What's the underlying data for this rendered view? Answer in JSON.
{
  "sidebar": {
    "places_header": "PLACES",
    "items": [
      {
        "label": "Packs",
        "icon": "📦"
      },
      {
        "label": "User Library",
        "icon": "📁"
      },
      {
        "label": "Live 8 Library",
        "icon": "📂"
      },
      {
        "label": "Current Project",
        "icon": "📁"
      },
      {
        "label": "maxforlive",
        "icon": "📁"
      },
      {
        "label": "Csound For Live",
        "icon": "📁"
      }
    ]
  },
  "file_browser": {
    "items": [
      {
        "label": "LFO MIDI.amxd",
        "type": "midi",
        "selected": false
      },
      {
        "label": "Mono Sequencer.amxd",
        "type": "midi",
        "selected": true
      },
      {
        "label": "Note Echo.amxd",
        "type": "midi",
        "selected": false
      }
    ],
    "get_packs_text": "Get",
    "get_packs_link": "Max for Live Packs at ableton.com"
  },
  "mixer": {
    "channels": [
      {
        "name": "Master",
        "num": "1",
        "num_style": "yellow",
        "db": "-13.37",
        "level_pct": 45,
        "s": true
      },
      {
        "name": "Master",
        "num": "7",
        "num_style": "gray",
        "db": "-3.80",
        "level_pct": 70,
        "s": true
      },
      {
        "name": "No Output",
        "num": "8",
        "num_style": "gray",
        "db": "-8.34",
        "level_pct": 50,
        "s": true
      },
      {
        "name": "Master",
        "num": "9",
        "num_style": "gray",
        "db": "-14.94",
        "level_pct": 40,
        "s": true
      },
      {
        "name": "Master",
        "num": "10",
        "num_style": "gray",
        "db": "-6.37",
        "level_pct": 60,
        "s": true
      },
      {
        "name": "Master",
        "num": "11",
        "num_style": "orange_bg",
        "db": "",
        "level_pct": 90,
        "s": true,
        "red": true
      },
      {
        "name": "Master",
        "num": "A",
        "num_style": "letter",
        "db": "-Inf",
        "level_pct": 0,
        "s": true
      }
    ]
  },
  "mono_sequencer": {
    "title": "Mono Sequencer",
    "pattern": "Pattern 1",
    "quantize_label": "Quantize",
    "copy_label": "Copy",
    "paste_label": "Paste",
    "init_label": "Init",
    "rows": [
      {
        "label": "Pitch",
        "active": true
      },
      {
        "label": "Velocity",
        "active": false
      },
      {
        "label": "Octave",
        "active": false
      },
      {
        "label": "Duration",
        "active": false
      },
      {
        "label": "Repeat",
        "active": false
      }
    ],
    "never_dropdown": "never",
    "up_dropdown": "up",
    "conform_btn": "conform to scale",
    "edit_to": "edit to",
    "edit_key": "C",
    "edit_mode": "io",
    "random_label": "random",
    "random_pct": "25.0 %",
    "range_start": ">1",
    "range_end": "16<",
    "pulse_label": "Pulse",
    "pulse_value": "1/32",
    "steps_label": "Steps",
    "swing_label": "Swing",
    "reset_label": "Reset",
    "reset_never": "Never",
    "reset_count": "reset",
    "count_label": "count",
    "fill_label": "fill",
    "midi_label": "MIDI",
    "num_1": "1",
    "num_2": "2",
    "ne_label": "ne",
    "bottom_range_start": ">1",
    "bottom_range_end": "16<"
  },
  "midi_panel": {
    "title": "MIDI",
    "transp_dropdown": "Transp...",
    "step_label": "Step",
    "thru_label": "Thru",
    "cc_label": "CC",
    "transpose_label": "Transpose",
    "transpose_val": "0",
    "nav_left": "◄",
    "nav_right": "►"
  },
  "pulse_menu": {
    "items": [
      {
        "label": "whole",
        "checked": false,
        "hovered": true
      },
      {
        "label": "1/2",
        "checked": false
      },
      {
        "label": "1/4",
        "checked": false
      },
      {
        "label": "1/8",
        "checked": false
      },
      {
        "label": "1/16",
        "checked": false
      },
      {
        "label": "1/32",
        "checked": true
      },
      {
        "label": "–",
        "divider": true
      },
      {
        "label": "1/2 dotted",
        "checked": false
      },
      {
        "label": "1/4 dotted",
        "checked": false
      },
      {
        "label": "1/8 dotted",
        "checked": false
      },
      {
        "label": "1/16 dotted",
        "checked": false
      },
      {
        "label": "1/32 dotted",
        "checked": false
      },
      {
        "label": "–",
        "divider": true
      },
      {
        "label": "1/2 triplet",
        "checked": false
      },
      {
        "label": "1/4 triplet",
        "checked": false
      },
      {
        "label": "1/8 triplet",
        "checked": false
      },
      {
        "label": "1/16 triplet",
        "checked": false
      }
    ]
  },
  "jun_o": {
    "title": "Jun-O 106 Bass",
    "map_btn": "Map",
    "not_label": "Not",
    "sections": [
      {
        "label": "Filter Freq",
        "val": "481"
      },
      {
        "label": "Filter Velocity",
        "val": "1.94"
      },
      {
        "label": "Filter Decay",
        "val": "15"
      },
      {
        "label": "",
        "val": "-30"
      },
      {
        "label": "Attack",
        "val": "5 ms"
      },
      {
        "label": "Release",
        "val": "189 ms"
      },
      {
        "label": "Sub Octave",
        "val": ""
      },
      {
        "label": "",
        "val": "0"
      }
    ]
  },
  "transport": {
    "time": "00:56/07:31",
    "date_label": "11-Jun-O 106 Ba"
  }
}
• • • • • • •
Give the listing above again, word for word.

What's the underlying data for this rendered view? Answer in JSON.
{
  "sidebar": {
    "places_header": "PLACES",
    "items": [
      {
        "label": "Packs",
        "icon": "📦"
      },
      {
        "label": "User Library",
        "icon": "📁"
      },
      {
        "label": "Live 8 Library",
        "icon": "📂"
      },
      {
        "label": "Current Project",
        "icon": "📁"
      },
      {
        "label": "maxforlive",
        "icon": "📁"
      },
      {
        "label": "Csound For Live",
        "icon": "📁"
      }
    ]
  },
  "file_browser": {
    "items": [
      {
        "label": "LFO MIDI.amxd",
        "type": "midi",
        "selected": false
      },
      {
        "label": "Mono Sequencer.amxd",
        "type": "midi",
        "selected": true
      },
      {
        "label": "Note Echo.amxd",
        "type": "midi",
        "selected": false
      }
    ],
    "get_packs_text": "Get",
    "get_packs_link": "Max for Live Packs at ableton.com"
  },
  "mixer": {
    "channels": [
      {
        "name": "Master",
        "num": "1",
        "num_style": "yellow",
        "db": "-13.37",
        "level_pct": 45,
        "s": true
      },
      {
        "name": "Master",
        "num": "7",
        "num_style": "gray",
        "db": "-3.80",
        "level_pct": 70,
        "s": true
      },
      {
        "name": "No Output",
        "num": "8",
        "num_style": "gray",
        "db": "-8.34",
        "level_pct": 50,
        "s": true
      },
      {
        "name": "Master",
        "num": "9",
        "num_style": "gray",
        "db": "-14.94",
        "level_pct": 40,
        "s": true
      },
      {
        "name": "Master",
        "num": "10",
        "num_style": "gray",
        "db": "-6.37",
        "level_pct": 60,
        "s": true
      },
      {
        "name": "Master",
        "num": "11",
        "num_style": "orange_bg",
        "db": "",
        "level_pct": 90,
        "s": true,
        "red": true
      },
      {
        "name": "Master",
        "num": "A",
        "num_style": "letter",
        "db": "-Inf",
        "level_pct": 0,
        "s": true
      }
    ]
  },
  "mono_sequencer": {
    "title": "Mono Sequencer",
    "pattern": "Pattern 1",
    "quantize_label": "Quantize",
    "copy_label": "Copy",
    "paste_label": "Paste",
    "init_label": "Init",
    "rows": [
      {
        "label": "Pitch",
        "active": true
      },
      {
        "label": "Velocity",
        "active": false
      },
      {
        "label": "Octave",
        "active": false
      },
      {
        "label": "Duration",
        "active": false
      },
      {
        "label": "Repeat",
        "active": false
      }
    ],
    "never_dropdown": "never",
    "up_dropdown": "up",
    "conform_btn": "conform to scale",
    "edit_to": "edit to",
    "edit_key": "C",
    "edit_mode": "io",
    "random_label": "random",
    "random_pct": "25.0 %",
    "range_start": ">1",
    "range_end": "16<",
    "pulse_label": "Pulse",
    "pulse_value": "1/32",
    "steps_label": "Steps",
    "swing_label": "Swing",
    "reset_label": "Reset",
    "reset_never": "Never",
    "reset_count": "reset",
    "count_label": "count",
    "fill_label": "fill",
    "midi_label": "MIDI",
    "num_1": "1",
    "num_2": "2",
    "ne_label": "ne",
    "bottom_range_start": ">1",
    "bottom_range_end": "16<"
  },
  "midi_panel": {
    "title": "MIDI",
    "transp_dropdown": "Transp...",
    "step_label": "Step",
    "thru_label": "Thru",
    "cc_label": "CC",
    "transpose_label": "Transpose",
    "transpose_val": "0",
    "nav_left": "◄",
    "nav_right": "►"
  },
  "pulse_menu": {
    "items": [
      {
        "label": "whole",
        "checked": false,
        "hovered": true
      },
      {
        "label": "1/2",
        "checked": false
      },
      {
        "label": "1/4",
        "checked": false
      },
      {
        "label": "1/8",
        "checked": false
      },
      {
        "label": "1/16",
        "checked": false
      },
      {
        "label": "1/32",
        "checked": true
      },
      {
        "label": "–",
        "divider": true
      },
      {
        "label": "1/2 dotted",
        "checked": false
      },
      {
        "label": "1/4 dotted",
        "checked": false
      },
      {
        "label": "1/8 dotted",
        "checked": false
      },
      {
        "label": "1/16 dotted",
        "checked": false
      },
      {
        "label": "1/32 dotted",
        "checked": false
      },
      {
        "label": "–",
        "divider": true
      },
      {
        "label": "1/2 triplet",
        "checked": false
      },
      {
        "label": "1/4 triplet",
        "checked": false
      },
      {
        "label": "1/8 triplet",
        "checked": false
      },
      {
        "label": "1/16 triplet",
        "checked": false
      }
    ]
  },
  "jun_o": {
    "title": "Jun-O 106 Bass",
    "map_btn": "Map",
    "not_label": "Not",
    "sections": [
      {
        "label": "Filter Freq",
        "val": "481"
      },
      {
        "label": "Filter Velocity",
        "val": "1.94"
      },
      {
        "label": "Filter Decay",
        "val": "15"
      },
      {
        "label": "",
        "val": "-30"
      },
      {
        "label": "Attack",
        "val": "5 ms"
      },
      {
        "label": "Release",
        "val": "189 ms"
      },
      {
        "label": "Sub Octave",
        "val": ""
      },
      {
        "label": "",
        "val": "0"
      }
    ]
  },
  "transport": {
    "time": "00:56/07:31",
    "date_label": "11-Jun-O 106 Ba"
  }
}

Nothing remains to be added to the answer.